▶ Records for processing:
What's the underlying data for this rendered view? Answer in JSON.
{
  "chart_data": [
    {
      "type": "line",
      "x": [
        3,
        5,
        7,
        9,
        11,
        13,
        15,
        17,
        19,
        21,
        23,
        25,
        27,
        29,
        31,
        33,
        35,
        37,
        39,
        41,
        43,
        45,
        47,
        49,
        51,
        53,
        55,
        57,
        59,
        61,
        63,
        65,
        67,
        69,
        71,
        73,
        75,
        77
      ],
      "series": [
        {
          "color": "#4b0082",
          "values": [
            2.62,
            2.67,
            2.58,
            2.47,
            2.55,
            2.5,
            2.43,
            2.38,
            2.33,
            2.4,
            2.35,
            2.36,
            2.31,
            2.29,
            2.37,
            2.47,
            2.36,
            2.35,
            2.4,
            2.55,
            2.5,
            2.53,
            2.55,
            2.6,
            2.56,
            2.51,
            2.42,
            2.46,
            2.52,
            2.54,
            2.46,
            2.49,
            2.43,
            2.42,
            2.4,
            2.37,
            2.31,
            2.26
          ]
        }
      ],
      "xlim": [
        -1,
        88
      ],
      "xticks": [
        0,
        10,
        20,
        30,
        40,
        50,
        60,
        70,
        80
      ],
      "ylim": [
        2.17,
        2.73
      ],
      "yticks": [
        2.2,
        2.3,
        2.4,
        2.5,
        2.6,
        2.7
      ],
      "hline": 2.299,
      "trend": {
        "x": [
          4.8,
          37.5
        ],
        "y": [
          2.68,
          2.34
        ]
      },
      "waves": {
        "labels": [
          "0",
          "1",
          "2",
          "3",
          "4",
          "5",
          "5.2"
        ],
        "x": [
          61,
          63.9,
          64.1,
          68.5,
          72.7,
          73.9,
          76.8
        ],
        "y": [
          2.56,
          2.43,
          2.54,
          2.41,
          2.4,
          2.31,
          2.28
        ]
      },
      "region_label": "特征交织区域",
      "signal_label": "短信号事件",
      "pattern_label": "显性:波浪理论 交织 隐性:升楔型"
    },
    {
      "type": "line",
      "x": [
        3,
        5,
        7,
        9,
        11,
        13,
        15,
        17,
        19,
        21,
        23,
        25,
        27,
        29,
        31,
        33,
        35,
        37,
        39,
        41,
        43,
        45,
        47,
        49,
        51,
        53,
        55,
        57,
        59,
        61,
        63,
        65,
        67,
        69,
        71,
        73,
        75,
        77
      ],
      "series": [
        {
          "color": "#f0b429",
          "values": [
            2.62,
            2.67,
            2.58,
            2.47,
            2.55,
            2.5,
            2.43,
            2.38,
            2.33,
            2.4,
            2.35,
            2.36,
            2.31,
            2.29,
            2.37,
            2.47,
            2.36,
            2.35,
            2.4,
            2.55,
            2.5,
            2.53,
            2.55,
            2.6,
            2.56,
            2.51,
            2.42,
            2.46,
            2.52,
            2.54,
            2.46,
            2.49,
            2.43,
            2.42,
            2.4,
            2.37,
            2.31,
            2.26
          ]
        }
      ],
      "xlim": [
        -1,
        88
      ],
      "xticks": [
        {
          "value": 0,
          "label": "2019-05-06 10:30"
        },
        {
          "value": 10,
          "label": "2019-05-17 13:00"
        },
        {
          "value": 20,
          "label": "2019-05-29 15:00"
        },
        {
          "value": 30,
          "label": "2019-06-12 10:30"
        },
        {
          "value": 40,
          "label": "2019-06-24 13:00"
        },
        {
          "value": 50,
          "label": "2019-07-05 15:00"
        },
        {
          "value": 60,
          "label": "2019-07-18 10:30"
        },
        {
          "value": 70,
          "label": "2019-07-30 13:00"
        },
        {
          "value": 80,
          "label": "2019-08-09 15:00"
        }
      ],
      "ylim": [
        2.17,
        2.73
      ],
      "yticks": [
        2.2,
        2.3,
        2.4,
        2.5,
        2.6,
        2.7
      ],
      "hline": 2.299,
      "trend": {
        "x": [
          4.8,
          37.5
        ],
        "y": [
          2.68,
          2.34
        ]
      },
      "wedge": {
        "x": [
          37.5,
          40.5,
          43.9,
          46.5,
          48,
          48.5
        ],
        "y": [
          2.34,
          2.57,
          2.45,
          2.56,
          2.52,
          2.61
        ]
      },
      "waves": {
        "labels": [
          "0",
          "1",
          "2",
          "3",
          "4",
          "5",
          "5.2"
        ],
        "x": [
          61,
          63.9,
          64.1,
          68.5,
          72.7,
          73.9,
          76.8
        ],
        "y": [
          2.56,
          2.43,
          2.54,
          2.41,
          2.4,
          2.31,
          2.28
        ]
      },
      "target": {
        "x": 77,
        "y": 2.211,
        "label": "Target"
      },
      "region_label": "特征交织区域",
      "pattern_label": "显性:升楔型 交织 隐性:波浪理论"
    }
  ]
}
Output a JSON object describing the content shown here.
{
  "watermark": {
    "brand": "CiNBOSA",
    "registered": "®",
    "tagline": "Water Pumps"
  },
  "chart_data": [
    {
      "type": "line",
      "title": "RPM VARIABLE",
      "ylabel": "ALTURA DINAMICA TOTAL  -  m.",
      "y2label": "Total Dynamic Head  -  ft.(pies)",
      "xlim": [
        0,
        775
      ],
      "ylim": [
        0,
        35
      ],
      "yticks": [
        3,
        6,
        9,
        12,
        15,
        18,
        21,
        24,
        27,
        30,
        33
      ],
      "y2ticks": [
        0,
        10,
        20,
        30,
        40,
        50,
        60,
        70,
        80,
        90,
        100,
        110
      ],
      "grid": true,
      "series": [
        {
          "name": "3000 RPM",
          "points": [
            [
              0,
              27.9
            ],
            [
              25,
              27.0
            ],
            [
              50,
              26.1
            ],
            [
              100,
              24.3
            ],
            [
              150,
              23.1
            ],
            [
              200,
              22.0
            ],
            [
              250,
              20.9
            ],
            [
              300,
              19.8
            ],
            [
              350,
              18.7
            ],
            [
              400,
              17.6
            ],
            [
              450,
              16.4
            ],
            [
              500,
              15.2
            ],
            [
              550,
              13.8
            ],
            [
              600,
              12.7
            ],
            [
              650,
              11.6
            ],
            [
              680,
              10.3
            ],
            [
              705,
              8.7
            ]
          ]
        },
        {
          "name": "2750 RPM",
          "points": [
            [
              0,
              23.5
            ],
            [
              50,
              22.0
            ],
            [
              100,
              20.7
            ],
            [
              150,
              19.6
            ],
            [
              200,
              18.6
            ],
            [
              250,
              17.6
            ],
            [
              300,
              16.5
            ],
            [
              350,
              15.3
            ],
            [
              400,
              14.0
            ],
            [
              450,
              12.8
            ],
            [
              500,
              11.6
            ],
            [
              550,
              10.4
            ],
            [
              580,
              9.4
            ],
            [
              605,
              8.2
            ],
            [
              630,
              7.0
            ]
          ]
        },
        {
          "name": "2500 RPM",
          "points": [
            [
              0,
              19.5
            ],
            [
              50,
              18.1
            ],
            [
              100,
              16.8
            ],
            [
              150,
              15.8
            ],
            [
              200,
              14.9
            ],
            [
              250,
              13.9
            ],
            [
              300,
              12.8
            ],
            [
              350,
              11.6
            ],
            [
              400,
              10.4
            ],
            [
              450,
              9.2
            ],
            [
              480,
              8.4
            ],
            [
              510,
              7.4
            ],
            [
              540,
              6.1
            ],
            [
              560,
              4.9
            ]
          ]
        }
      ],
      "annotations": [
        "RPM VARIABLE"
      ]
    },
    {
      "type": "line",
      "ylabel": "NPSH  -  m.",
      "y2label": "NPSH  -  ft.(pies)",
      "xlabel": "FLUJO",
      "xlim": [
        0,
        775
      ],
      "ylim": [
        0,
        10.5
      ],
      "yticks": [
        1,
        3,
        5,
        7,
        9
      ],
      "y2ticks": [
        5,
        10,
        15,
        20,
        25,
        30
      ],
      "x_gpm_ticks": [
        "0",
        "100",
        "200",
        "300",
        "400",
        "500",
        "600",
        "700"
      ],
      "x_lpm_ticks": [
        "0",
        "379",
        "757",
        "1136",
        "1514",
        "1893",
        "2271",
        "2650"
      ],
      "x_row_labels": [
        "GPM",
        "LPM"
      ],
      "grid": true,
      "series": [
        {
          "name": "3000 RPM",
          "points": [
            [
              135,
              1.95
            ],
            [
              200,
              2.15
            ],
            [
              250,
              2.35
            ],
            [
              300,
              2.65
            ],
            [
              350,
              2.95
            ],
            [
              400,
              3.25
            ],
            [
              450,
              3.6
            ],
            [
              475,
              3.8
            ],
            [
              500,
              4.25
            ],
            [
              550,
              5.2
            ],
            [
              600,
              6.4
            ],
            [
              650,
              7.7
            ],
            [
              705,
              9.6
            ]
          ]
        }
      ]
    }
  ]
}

▶ What you will do: Give only the number of lines in the material above that include the word "ylabel".

▶ Output: 2